> **Task objective**
Exactly reproduce all the records, keeping pictures out of the copy.

========

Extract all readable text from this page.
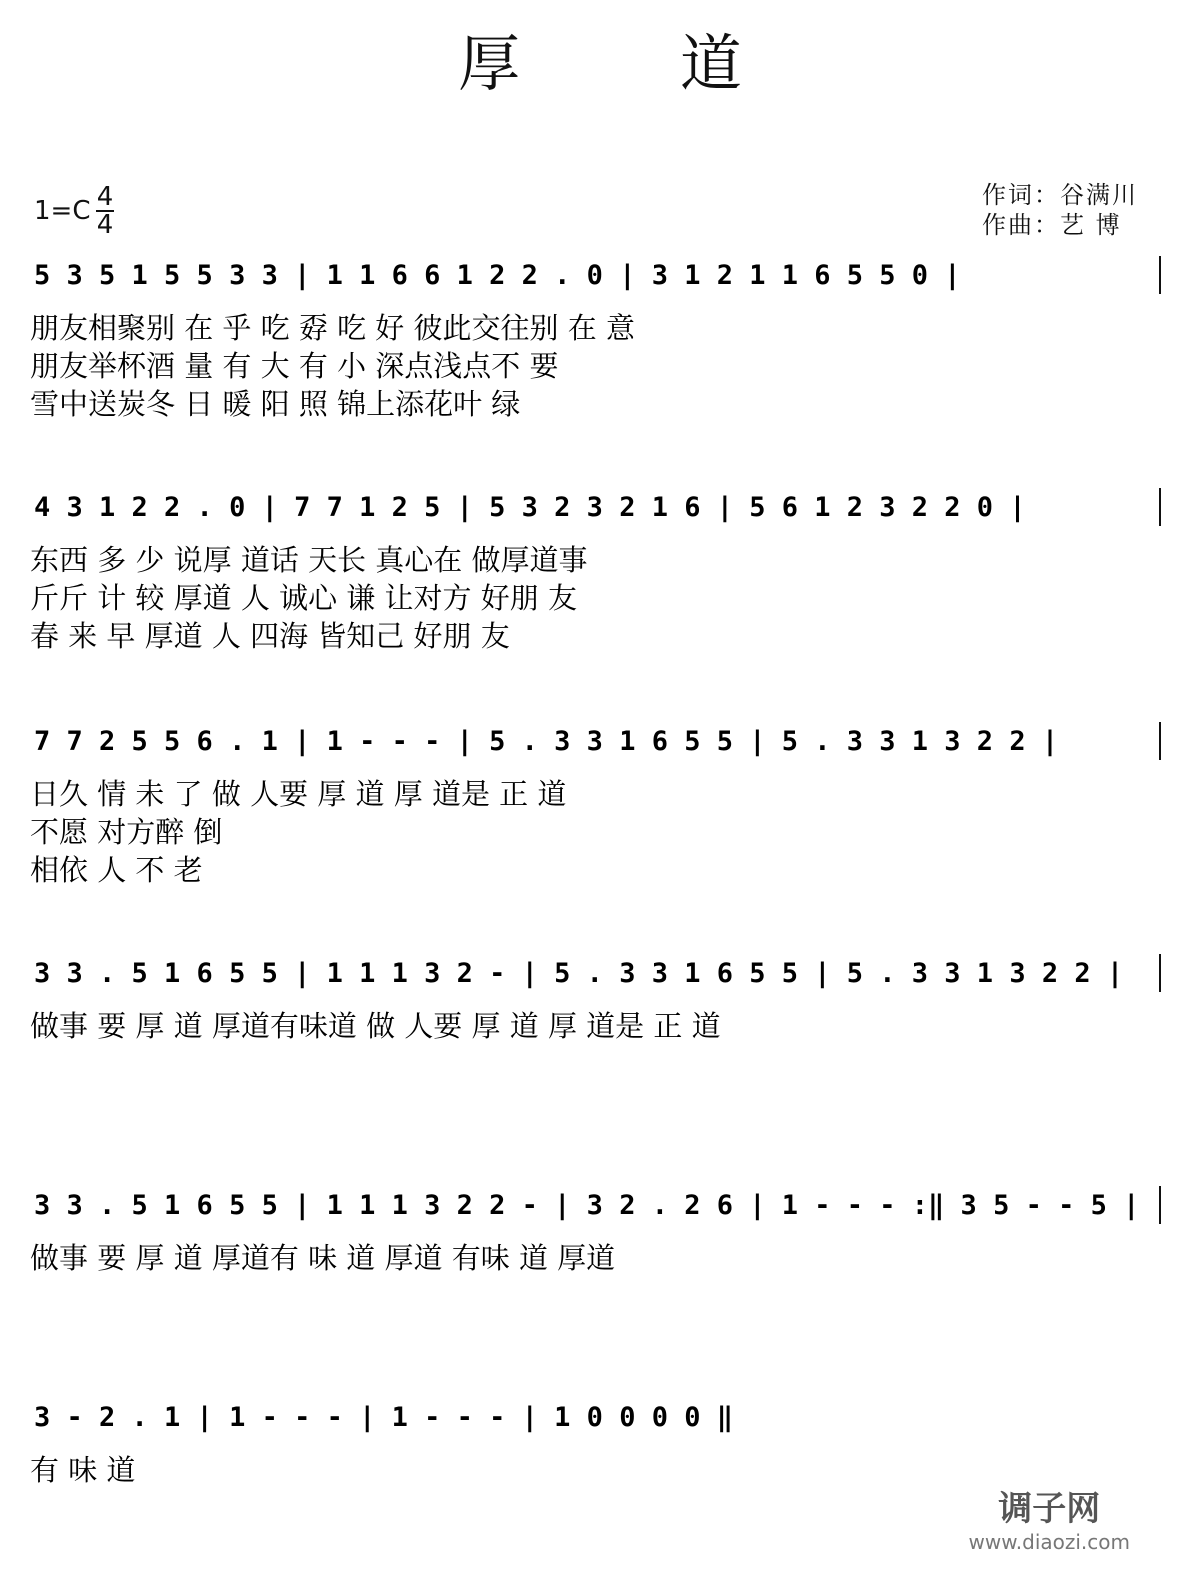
厚 道
1=C 4
4
作词：谷满川
作曲：艺 博
5 3 5 1 5 5 3 3 | 1 1 6 6 1 2 2 . 0 | 3 1 2 1 1 6 5 5 0 |
朋友相聚别 在 乎 吃 孬 吃 好 彼此交往别 在 意
朋友举杯酒 量 有 大 有 小 深点浅点不 要
雪中送炭冬 日 暖 阳 照 锦上添花叶 绿
4 3 1 2 2 . 0 | 7 7 1 2 5 | 5 3 2 3 2 1 6 | 5 6 1 2 3 2 2 0 |
东西 多 少 说厚 道话 天长 真心在 做厚道事
斤斤 计 较 厚道 人 诚心 谦 让对方 好朋 友
春 来 早 厚道 人 四海 皆知己 好朋 友
7 7 2 5 5 6 . 1 | 1 - - - | 5 . 3 3 1 6 5 5 | 5 . 3 3 1 3 2 2 |
日久 情 未 了 做 人要 厚 道 厚 道是 正 道
不愿 对方醉 倒
相依 人 不 老
3 3 . 5 1 6 5 5 | 1 1 1 3 2 - | 5 . 3 3 1 6 5 5 | 5 . 3 3 1 3 2 2 |
做事 要 厚 道 厚道有味道 做 人要 厚 道 厚 道是 正 道
3 3 . 5 1 6 5 5 | 1 1 1 3 2 2 - | 3 2 . 2 6 | 1 - - - :‖ 3 5 - - 5 |
做事 要 厚 道 厚道有 味 道 厚道 有味 道 厚道
3 - 2 . 1 | 1 - - - | 1 - - - | 1 0 0 0 0 ‖
有 味 道
调子网
www.diaozi.com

========

> **Reply to the task**
Extract all readable text from this page.
厚 道
1=C 4
4
作词：谷满川
作曲：艺 博
5 3 5 1 5 5 3 3 | 1 1 6 6 1 2 2 . 0 | 3 1 2 1 1 6 5 5 0 |
朋友相聚别 在 乎 吃 孬 吃 好 彼此交往别 在 意
朋友举杯酒 量 有 大 有 小 深点浅点不 要
雪中送炭冬 日 暖 阳 照 锦上添花叶 绿
4 3 1 2 2 . 0 | 7 7 1 2 5 | 5 3 2 3 2 1 6 | 5 6 1 2 3 2 2 0 |
东西 多 少 说厚 道话 天长 真心在 做厚道事
斤斤 计 较 厚道 人 诚心 谦 让对方 好朋 友
春 来 早 厚道 人 四海 皆知己 好朋 友
7 7 2 5 5 6 . 1 | 1 - - - | 5 . 3 3 1 6 5 5 | 5 . 3 3 1 3 2 2 |
日久 情 未 了 做 人要 厚 道 厚 道是 正 道
不愿 对方醉 倒
相依 人 不 老
3 3 . 5 1 6 5 5 | 1 1 1 3 2 - | 5 . 3 3 1 6 5 5 | 5 . 3 3 1 3 2 2 |
做事 要 厚 道 厚道有味道 做 人要 厚 道 厚 道是 正 道
3 3 . 5 1 6 5 5 | 1 1 1 3 2 2 - | 3 2 . 2 6 | 1 - - - :‖ 3 5 - - 5 |
做事 要 厚 道 厚道有 味 道 厚道 有味 道 厚道
3 - 2 . 1 | 1 - - - | 1 - - - | 1 0 0 0 0 ‖
有 味 道
调子网
www.diaozi.com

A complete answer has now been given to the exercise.